--- START OF INFORMATION SUPPLIED ---

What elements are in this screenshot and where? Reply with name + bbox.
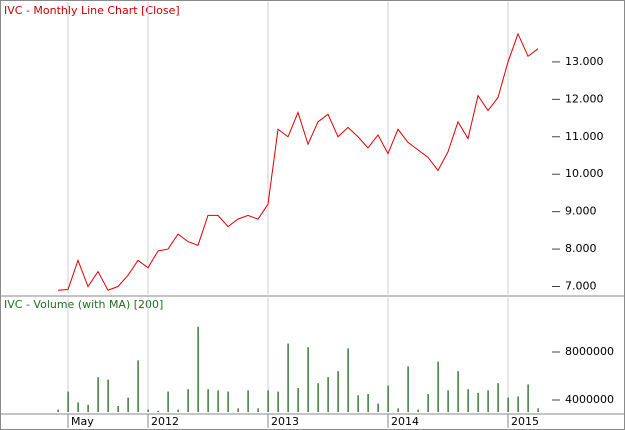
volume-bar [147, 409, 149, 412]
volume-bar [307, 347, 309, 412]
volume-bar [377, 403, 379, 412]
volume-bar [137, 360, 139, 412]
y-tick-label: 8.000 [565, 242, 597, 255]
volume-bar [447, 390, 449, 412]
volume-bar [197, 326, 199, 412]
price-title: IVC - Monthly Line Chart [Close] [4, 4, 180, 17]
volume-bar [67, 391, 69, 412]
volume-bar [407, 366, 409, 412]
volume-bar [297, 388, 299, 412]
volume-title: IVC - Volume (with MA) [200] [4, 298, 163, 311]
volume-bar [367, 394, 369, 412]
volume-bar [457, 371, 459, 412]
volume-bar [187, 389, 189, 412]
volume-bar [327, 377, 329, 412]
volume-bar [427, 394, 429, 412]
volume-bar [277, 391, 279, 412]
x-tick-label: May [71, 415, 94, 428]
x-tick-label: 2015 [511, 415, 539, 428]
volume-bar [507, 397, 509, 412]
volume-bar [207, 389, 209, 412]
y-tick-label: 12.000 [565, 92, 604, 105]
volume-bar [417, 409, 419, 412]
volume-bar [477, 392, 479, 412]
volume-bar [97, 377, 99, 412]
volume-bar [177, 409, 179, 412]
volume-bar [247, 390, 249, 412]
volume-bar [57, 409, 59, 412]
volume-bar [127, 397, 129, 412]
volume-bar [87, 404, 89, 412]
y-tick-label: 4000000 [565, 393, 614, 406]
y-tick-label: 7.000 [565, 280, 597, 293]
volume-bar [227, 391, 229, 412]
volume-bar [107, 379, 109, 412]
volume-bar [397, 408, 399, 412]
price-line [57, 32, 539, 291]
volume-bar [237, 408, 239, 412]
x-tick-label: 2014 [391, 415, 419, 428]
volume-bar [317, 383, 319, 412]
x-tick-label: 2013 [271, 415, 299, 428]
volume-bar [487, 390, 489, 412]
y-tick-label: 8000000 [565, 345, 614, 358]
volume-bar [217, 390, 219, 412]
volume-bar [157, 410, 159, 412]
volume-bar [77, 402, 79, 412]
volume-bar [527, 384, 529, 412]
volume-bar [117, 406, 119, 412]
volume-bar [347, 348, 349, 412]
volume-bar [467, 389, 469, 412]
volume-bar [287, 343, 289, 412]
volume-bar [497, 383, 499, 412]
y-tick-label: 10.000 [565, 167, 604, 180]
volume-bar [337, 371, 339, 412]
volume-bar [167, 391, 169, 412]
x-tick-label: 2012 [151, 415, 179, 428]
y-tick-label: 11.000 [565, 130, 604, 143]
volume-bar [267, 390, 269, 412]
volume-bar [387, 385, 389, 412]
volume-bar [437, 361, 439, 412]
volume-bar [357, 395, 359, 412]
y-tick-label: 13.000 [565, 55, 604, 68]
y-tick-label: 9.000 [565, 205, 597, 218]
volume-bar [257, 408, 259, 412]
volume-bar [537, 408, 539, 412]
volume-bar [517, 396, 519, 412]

--- END OF INFORMATION SUPPLIED ---

**WORK INSTRUCTIONS**
Return the lines from the one containing "volume-bar [147, 409, 149, 412]" through the one containing "x-tick-label: 2013 [271, 415, 299, 428]", both included, copying each exactly.

**FINISHED ANSWER**
volume-bar [147, 409, 149, 412]
volume-bar [307, 347, 309, 412]
volume-bar [377, 403, 379, 412]
volume-bar [137, 360, 139, 412]
y-tick-label: 8.000 [565, 242, 597, 255]
volume-bar [447, 390, 449, 412]
volume-bar [197, 326, 199, 412]
price-title: IVC - Monthly Line Chart [Close] [4, 4, 180, 17]
volume-bar [67, 391, 69, 412]
volume-bar [407, 366, 409, 412]
volume-bar [297, 388, 299, 412]
volume-title: IVC - Volume (with MA) [200] [4, 298, 163, 311]
volume-bar [367, 394, 369, 412]
volume-bar [457, 371, 459, 412]
volume-bar [187, 389, 189, 412]
volume-bar [327, 377, 329, 412]
volume-bar [427, 394, 429, 412]
volume-bar [277, 391, 279, 412]
x-tick-label: May [71, 415, 94, 428]
x-tick-label: 2015 [511, 415, 539, 428]
volume-bar [507, 397, 509, 412]
volume-bar [207, 389, 209, 412]
y-tick-label: 12.000 [565, 92, 604, 105]
volume-bar [417, 409, 419, 412]
volume-bar [477, 392, 479, 412]
volume-bar [97, 377, 99, 412]
volume-bar [177, 409, 179, 412]
volume-bar [247, 390, 249, 412]
volume-bar [57, 409, 59, 412]
volume-bar [127, 397, 129, 412]
volume-bar [87, 404, 89, 412]
y-tick-label: 4000000 [565, 393, 614, 406]
y-tick-label: 7.000 [565, 280, 597, 293]
volume-bar [227, 391, 229, 412]
volume-bar [107, 379, 109, 412]
volume-bar [397, 408, 399, 412]
price-line [57, 32, 539, 291]
volume-bar [237, 408, 239, 412]
x-tick-label: 2014 [391, 415, 419, 428]
volume-bar [317, 383, 319, 412]
x-tick-label: 2013 [271, 415, 299, 428]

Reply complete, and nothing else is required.